- TASK DESCRIPTION -
Copy every entry word for word. Skip the pictures.

- RECORDS FOR THIS TASK -
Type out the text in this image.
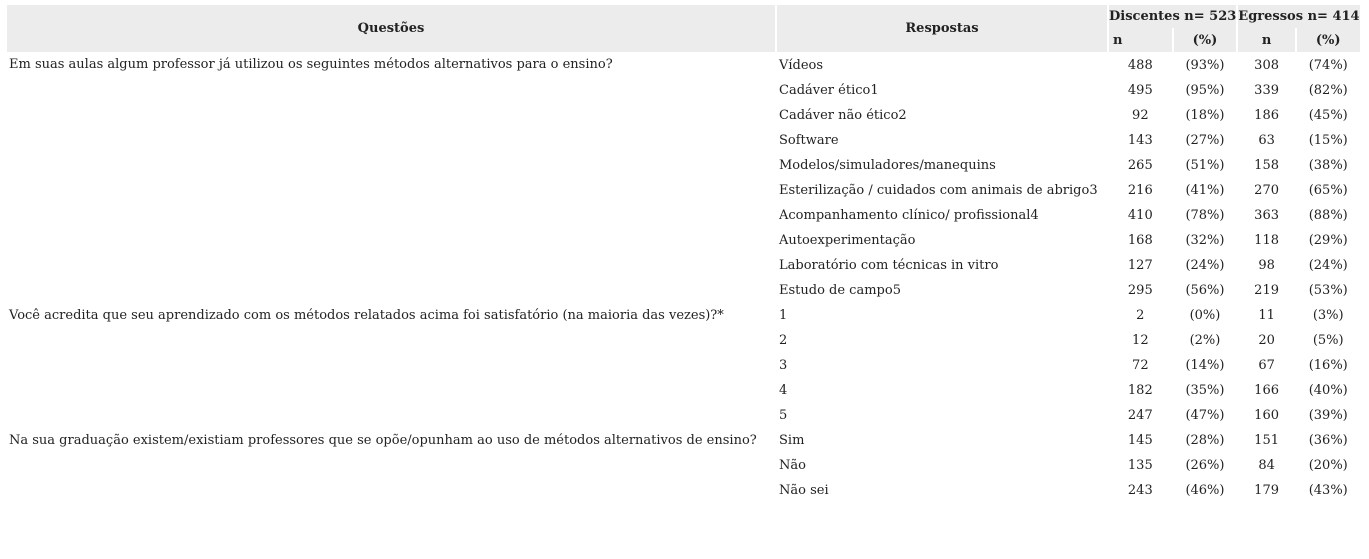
Questões	Respostas	Discentes n= 523		Egressos n= 414	
		n	(%)	n	(%)
Em suas aulas algum professor já utilizou os seguintes métodos alternativos para o ensino?	Vídeos	488	(93%)	308	(74%)
	Cadáver ético1	495	(95%)	339	(82%)
	Cadáver não ético2	92	(18%)	186	(45%)
	Software	143	(27%)	63	(15%)
	Modelos/simuladores/manequins	265	(51%)	158	(38%)
	Esterilização / cuidados com animais de abrigo3	216	(41%)	270	(65%)
	Acompanhamento clínico/ profissional4	410	(78%)	363	(88%)
	Autoexperimentação	168	(32%)	118	(29%)
	Laboratório com técnicas in vitro	127	(24%)	98	(24%)
	Estudo de campo5	295	(56%)	219	(53%)
Você acredita que seu aprendizado com os métodos relatados acima foi satisfatório (na maioria das vezes)?*	1	2	(0%)	11	(3%)
	2	12	(2%)	20	(5%)
	3	72	(14%)	67	(16%)
	4	182	(35%)	166	(40%)
	5	247	(47%)	160	(39%)
Na sua graduação existem/existiam professores que se opõe/opunham ao uso de métodos alternativos de ensino?	Sim	145	(28%)	151	(36%)
	Não	135	(26%)	84	(20%)
	Não sei	243	(46%)	179	(43%)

- RESULT OF THIS EXERCISE -
Type out the text in this image.
Questões	Respostas	Discentes n= 523		Egressos n= 414	
		n	(%)	n	(%)
Em suas aulas algum professor já utilizou os seguintes métodos alternativos para o ensino?	Vídeos	488	(93%)	308	(74%)
	Cadáver ético1	495	(95%)	339	(82%)
	Cadáver não ético2	92	(18%)	186	(45%)
	Software	143	(27%)	63	(15%)
	Modelos/simuladores/manequins	265	(51%)	158	(38%)
	Esterilização / cuidados com animais de abrigo3	216	(41%)	270	(65%)
	Acompanhamento clínico/ profissional4	410	(78%)	363	(88%)
	Autoexperimentação	168	(32%)	118	(29%)
	Laboratório com técnicas in vitro	127	(24%)	98	(24%)
	Estudo de campo5	295	(56%)	219	(53%)
Você acredita que seu aprendizado com os métodos relatados acima foi satisfatório (na maioria das vezes)?*	1	2	(0%)	11	(3%)
	2	12	(2%)	20	(5%)
	3	72	(14%)	67	(16%)
	4	182	(35%)	166	(40%)
	5	247	(47%)	160	(39%)
Na sua graduação existem/existiam professores que se opõe/opunham ao uso de métodos alternativos de ensino?	Sim	145	(28%)	151	(36%)
	Não	135	(26%)	84	(20%)
	Não sei	243	(46%)	179	(43%)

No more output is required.